* EXERCISE DETAILS: All of the lines below are to be transcribed faithfully, with pictures excluded from the copy.

* Saved entries:
########

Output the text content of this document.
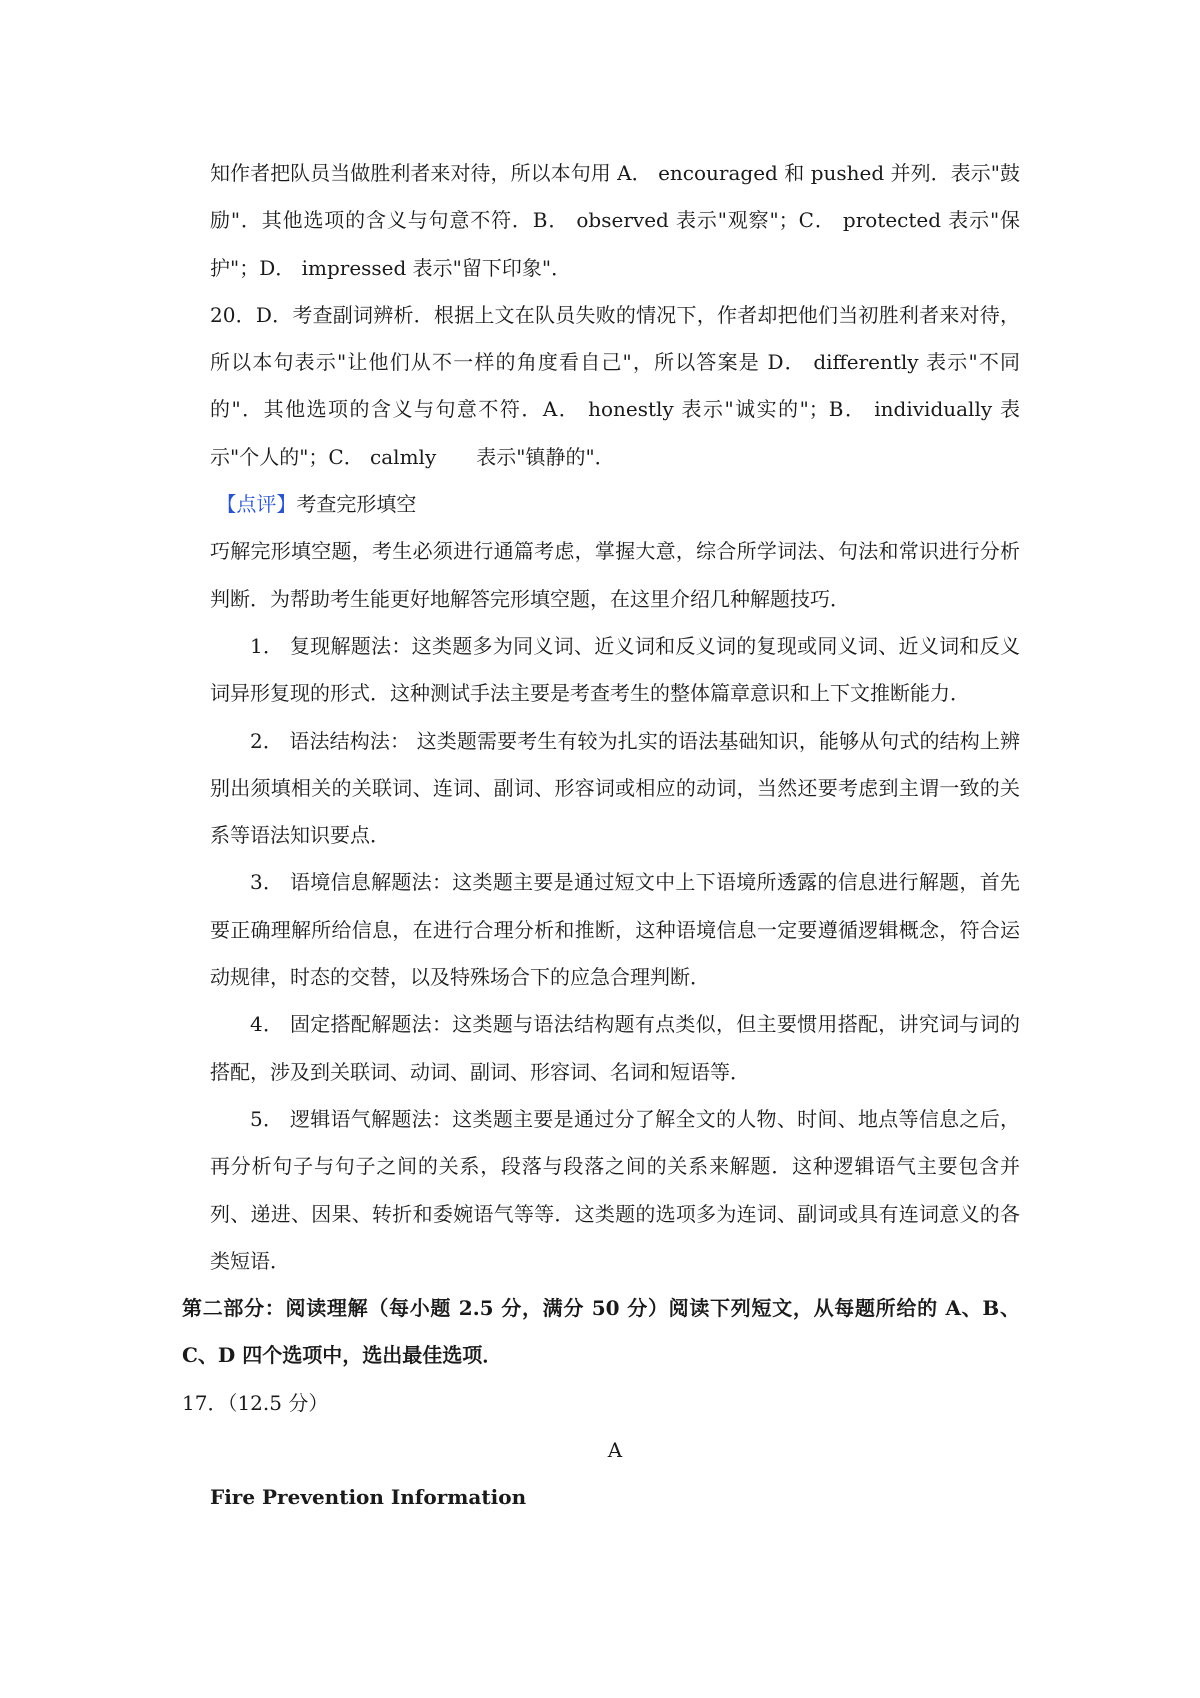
知作者把队员当做胜利者来对待，所以本句用 A． encouraged 和 pushed 并列．表示"鼓励"．其他选项的含义与句意不符．B． observed 表示"观察"；C． protected 表示"保护"；D． impressed 表示"留下印象"．

20．D．考查副词辨析．根据上文在队员失败的情况下，作者却把他们当初胜利者来对待，所以本句表示"让他们从不一样的角度看自己"，所以答案是 D． differently 表示"不同的"．其他选项的含义与句意不符．A． honestly 表示"诚实的"；B． individually 表示"个人的"；C． calmly　　表示"镇静的"．

【点评】考查完形填空

巧解完形填空题，考生必须进行通篇考虑，掌握大意，综合所学词法、句法和常识进行分析判断．为帮助考生能更好地解答完形填空题，在这里介绍几种解题技巧．

1． 复现解题法：这类题多为同义词、近义词和反义词的复现或同义词、近义词和反义词异形复现的形式．这种测试手法主要是考查考生的整体篇章意识和上下文推断能力．

2． 语法结构法： 这类题需要考生有较为扎实的语法基础知识，能够从句式的结构上辨别出须填相关的关联词、连词、副词、形容词或相应的动词，当然还要考虑到主谓一致的关系等语法知识要点．

3． 语境信息解题法：这类题主要是通过短文中上下语境所透露的信息进行解题，首先要正确理解所给信息，在进行合理分析和推断，这种语境信息一定要遵循逻辑概念，符合运动规律，时态的交替，以及特殊场合下的应急合理判断．

4． 固定搭配解题法：这类题与语法结构题有点类似，但主要惯用搭配，讲究词与词的搭配，涉及到关联词、动词、副词、形容词、名词和短语等．

5． 逻辑语气解题法：这类题主要是通过分了解全文的人物、时间、地点等信息之后，再分析句子与句子之间的关系，段落与段落之间的关系来解题．这种逻辑语气主要包含并列、递进、因果、转折和委婉语气等等．这类题的选项多为连词、副词或具有连词意义的各类短语．

第二部分：阅读理解（每小题 2.5 分，满分 50 分）阅读下列短文，从每题所给的 A、B、C、D 四个选项中，选出最佳选项．

17．（12.5 分）

A

Fire Prevention Information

########

* RESPONSE TO THIS TASK:
Output the text content of this document.
知作者把队员当做胜利者来对待，所以本句用 A． encouraged 和 pushed 并列．表示"鼓励"．其他选项的含义与句意不符．B． observed 表示"观察"；C． protected 表示"保护"；D． impressed 表示"留下印象"．

20．D．考查副词辨析．根据上文在队员失败的情况下，作者却把他们当初胜利者来对待，所以本句表示"让他们从不一样的角度看自己"，所以答案是 D． differently 表示"不同的"．其他选项的含义与句意不符．A． honestly 表示"诚实的"；B． individually 表示"个人的"；C． calmly　　表示"镇静的"．

【点评】考查完形填空

巧解完形填空题，考生必须进行通篇考虑，掌握大意，综合所学词法、句法和常识进行分析判断．为帮助考生能更好地解答完形填空题，在这里介绍几种解题技巧．

1． 复现解题法：这类题多为同义词、近义词和反义词的复现或同义词、近义词和反义词异形复现的形式．这种测试手法主要是考查考生的整体篇章意识和上下文推断能力．

2． 语法结构法： 这类题需要考生有较为扎实的语法基础知识，能够从句式的结构上辨别出须填相关的关联词、连词、副词、形容词或相应的动词，当然还要考虑到主谓一致的关系等语法知识要点．

3． 语境信息解题法：这类题主要是通过短文中上下语境所透露的信息进行解题，首先要正确理解所给信息，在进行合理分析和推断，这种语境信息一定要遵循逻辑概念，符合运动规律，时态的交替，以及特殊场合下的应急合理判断．

4． 固定搭配解题法：这类题与语法结构题有点类似，但主要惯用搭配，讲究词与词的搭配，涉及到关联词、动词、副词、形容词、名词和短语等．

5． 逻辑语气解题法：这类题主要是通过分了解全文的人物、时间、地点等信息之后，再分析句子与句子之间的关系，段落与段落之间的关系来解题．这种逻辑语气主要包含并列、递进、因果、转折和委婉语气等等．这类题的选项多为连词、副词或具有连词意义的各类短语．

第二部分：阅读理解（每小题 2.5 分，满分 50 分）阅读下列短文，从每题所给的 A、B、C、D 四个选项中，选出最佳选项．

17．（12.5 分）

A

Fire Prevention Information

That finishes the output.